* [EXERCISE REQUIREMENTS]
In the listing below, find every line containing "center" and copy it out.

* [RECORDS SHOWN]
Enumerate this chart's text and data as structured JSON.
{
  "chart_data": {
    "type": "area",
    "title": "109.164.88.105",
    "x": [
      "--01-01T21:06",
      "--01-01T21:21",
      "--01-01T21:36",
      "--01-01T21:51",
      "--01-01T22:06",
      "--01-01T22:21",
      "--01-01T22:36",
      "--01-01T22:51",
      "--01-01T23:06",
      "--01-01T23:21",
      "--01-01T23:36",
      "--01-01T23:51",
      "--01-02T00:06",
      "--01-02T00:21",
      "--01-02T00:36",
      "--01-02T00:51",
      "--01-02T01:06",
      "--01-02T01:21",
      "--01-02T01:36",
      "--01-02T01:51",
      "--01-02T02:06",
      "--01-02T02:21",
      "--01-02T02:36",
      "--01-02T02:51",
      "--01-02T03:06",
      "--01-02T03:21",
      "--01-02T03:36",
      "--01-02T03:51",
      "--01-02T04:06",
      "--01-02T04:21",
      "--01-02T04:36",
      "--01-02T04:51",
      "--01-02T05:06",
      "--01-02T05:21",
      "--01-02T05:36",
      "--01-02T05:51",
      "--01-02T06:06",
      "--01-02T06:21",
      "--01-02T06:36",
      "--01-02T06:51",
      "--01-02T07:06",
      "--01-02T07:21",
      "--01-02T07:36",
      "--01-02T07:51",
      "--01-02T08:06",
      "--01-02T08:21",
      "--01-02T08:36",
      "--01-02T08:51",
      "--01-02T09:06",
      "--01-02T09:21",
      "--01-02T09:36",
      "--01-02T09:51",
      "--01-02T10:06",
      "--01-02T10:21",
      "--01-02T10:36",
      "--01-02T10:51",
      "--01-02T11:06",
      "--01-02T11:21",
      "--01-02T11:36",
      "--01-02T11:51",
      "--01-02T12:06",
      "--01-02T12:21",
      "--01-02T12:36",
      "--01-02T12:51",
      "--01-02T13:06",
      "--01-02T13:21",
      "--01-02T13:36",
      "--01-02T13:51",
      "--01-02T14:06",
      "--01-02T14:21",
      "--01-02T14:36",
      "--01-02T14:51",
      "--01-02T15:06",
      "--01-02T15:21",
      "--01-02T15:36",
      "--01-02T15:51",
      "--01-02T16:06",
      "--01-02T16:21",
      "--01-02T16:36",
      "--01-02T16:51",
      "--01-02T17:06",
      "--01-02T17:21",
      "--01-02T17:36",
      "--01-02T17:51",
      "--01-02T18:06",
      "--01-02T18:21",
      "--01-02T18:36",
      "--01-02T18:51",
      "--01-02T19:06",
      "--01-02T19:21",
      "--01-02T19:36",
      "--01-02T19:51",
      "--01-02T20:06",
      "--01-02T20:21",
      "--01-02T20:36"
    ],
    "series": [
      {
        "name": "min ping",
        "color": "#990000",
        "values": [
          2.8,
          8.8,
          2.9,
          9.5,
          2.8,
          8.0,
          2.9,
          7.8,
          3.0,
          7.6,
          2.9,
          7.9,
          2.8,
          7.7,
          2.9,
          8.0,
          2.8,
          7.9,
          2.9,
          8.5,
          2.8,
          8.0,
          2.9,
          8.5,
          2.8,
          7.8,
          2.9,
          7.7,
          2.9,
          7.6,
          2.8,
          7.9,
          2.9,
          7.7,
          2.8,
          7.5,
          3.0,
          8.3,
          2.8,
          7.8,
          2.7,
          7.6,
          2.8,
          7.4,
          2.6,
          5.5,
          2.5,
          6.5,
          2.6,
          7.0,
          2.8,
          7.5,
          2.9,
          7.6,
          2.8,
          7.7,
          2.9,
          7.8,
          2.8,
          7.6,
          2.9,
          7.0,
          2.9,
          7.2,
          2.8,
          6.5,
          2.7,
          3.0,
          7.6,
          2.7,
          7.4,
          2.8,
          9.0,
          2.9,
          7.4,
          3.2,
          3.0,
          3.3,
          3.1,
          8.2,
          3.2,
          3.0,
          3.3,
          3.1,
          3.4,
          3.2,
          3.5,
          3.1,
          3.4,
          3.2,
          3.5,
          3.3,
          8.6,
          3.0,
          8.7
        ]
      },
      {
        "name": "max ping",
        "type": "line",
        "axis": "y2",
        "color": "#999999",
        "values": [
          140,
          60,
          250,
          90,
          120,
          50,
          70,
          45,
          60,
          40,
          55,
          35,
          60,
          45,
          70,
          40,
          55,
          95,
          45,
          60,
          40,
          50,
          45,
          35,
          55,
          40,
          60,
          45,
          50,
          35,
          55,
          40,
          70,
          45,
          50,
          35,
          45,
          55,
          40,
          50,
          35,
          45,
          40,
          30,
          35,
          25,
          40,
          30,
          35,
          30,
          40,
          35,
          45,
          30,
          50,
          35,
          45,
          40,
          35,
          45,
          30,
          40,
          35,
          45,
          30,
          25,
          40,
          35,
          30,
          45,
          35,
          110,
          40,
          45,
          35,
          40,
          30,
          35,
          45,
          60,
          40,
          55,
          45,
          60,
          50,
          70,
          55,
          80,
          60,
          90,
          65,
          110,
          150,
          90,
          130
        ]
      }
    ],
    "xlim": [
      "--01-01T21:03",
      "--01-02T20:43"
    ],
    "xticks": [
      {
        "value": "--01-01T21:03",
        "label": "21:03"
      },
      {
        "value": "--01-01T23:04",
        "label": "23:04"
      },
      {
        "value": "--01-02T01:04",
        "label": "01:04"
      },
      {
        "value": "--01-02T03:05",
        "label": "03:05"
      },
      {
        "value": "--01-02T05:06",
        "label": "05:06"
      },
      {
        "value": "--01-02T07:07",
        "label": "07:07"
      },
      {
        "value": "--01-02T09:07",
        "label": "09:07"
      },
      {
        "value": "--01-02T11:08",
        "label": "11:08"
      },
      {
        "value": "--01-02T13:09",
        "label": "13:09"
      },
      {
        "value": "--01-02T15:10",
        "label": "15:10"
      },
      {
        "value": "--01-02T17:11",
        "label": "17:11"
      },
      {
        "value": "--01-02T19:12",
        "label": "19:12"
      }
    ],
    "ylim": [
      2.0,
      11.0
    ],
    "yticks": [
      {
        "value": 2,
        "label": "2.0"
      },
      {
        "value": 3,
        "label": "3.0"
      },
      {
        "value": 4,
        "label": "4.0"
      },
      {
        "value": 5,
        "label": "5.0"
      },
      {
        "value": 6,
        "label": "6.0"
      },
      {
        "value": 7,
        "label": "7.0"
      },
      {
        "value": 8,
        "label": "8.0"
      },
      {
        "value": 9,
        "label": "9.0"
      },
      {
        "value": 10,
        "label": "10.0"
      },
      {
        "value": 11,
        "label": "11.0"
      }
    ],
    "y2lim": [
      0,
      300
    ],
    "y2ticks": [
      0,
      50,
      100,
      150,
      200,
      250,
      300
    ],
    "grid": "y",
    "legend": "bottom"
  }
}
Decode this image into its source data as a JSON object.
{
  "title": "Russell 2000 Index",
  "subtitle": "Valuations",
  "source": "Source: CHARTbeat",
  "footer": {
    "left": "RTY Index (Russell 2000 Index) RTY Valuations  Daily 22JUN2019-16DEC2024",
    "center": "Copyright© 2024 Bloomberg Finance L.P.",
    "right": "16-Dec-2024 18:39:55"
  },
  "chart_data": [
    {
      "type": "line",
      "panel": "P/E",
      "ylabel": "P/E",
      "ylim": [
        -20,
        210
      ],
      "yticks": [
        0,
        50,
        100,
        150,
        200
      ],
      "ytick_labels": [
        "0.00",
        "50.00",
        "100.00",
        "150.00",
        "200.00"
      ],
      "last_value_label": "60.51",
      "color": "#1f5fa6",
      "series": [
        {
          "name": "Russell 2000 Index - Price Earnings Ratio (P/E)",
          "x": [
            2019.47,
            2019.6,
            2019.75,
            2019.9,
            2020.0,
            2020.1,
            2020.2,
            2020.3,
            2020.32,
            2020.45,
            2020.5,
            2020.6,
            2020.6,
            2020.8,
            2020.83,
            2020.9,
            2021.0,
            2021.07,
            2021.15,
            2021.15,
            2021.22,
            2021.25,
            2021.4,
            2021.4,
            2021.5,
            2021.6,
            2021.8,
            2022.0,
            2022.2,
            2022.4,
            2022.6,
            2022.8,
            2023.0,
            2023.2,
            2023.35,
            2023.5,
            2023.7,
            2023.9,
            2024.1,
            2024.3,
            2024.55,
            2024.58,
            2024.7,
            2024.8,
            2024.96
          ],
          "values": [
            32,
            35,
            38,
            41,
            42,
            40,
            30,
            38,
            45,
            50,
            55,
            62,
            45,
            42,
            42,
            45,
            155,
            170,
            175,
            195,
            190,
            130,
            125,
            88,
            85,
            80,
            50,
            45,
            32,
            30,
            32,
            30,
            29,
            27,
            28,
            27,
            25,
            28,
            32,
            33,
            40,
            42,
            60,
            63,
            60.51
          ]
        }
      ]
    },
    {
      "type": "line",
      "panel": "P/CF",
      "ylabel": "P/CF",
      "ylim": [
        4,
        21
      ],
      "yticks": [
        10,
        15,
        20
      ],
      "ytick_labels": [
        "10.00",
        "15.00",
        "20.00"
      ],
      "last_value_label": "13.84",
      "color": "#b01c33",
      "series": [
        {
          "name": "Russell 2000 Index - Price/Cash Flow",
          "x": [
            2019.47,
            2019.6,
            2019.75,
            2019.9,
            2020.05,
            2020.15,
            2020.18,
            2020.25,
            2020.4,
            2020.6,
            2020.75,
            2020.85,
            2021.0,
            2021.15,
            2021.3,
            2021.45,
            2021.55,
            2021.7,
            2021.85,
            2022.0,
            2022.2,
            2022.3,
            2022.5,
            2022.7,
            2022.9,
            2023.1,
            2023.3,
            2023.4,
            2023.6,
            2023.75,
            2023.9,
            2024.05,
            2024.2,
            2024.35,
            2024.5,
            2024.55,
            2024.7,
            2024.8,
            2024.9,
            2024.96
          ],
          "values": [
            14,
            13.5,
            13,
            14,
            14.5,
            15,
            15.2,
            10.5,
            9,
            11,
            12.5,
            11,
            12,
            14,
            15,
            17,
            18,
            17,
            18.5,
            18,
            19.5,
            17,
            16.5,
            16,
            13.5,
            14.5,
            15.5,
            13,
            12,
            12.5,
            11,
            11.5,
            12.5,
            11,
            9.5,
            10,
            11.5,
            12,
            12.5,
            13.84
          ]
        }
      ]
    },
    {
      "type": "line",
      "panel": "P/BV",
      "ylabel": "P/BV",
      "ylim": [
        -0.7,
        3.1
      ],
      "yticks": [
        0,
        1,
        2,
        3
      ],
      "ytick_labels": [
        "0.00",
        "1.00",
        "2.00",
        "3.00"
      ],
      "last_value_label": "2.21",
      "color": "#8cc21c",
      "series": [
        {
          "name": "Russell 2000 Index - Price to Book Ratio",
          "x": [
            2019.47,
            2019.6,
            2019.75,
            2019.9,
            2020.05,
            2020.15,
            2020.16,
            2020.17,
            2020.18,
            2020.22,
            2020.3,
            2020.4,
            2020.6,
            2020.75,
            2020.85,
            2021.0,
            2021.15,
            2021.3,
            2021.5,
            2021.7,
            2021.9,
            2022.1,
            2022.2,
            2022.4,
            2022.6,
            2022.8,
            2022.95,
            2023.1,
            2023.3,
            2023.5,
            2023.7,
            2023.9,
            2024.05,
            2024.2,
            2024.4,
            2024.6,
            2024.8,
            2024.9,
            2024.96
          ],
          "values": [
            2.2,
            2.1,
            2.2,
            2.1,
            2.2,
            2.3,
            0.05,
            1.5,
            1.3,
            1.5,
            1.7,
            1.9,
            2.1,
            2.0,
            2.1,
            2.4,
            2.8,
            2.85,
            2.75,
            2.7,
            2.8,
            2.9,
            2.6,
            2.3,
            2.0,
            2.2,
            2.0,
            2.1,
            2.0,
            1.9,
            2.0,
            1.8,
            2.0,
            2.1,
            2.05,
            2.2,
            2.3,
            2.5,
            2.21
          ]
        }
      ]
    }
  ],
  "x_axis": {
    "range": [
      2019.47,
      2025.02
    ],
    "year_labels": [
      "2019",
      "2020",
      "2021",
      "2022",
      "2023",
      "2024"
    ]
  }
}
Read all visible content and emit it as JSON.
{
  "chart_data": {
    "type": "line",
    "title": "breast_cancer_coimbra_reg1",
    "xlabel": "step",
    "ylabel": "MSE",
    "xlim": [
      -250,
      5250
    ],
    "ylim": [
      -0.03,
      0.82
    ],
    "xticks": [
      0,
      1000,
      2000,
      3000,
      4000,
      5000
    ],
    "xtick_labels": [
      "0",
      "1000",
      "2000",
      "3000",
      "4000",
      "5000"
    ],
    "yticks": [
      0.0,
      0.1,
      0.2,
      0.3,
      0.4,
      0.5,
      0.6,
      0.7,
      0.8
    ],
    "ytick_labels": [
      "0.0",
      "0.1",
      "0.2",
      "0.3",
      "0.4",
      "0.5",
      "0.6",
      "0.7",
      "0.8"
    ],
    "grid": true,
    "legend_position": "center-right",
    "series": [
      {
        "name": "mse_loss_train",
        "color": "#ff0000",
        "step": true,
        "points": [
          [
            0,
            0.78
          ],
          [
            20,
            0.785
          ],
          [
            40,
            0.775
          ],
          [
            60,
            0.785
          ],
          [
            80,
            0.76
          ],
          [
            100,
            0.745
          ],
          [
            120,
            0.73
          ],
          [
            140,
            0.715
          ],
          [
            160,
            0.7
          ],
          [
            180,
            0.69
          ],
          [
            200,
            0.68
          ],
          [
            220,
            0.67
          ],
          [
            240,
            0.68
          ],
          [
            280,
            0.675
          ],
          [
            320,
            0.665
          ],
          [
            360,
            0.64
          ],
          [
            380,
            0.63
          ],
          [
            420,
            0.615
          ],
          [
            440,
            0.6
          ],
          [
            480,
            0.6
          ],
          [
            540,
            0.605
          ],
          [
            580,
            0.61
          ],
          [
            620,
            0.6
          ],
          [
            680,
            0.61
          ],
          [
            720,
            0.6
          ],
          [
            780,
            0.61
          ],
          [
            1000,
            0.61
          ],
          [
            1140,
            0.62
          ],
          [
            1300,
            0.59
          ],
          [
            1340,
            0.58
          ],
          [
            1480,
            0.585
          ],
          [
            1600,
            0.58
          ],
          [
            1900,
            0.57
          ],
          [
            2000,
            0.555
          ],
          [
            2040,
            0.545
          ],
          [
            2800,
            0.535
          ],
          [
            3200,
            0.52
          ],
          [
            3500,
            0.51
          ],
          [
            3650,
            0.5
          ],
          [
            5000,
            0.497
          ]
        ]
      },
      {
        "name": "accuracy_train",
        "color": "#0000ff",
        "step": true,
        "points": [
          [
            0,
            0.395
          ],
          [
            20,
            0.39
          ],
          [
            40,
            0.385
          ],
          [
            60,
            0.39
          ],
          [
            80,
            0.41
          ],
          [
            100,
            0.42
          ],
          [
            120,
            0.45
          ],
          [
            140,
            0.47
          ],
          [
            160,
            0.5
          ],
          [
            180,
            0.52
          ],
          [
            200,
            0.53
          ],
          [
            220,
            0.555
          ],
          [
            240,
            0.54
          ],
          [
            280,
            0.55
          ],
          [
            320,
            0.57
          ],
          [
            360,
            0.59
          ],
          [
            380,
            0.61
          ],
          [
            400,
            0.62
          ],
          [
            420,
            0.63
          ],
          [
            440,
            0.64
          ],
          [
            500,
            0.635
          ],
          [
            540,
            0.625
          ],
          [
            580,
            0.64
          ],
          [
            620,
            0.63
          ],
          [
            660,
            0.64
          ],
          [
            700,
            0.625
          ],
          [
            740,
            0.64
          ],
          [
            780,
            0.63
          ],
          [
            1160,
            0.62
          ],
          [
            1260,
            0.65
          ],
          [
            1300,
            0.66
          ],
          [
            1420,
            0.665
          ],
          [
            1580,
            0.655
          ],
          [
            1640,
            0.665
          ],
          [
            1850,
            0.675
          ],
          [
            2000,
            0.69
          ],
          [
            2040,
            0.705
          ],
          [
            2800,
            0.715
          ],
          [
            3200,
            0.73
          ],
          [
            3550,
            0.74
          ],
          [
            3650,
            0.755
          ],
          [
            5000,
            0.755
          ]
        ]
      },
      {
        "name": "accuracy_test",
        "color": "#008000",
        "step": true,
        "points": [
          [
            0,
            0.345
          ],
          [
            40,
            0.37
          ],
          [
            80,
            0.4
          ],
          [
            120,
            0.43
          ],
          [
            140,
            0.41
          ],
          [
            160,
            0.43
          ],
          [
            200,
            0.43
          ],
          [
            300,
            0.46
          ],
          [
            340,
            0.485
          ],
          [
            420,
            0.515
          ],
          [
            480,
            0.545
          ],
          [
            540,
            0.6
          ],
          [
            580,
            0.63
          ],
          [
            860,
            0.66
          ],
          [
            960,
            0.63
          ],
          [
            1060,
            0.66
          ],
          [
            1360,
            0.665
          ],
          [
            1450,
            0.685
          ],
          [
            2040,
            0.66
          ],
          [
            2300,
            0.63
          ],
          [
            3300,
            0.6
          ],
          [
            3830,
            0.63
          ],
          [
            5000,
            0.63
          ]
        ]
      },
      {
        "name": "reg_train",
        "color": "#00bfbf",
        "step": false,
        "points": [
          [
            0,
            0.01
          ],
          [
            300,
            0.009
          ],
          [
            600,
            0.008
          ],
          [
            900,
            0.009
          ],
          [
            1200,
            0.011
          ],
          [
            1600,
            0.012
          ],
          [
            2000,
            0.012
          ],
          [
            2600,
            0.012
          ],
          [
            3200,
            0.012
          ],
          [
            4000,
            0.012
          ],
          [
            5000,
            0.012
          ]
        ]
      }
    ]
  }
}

* [EXERCISE OUTPUT]
    "center": "Copyright© 2024 Bloomberg Finance L.P.",
    "legend_position": "center-right",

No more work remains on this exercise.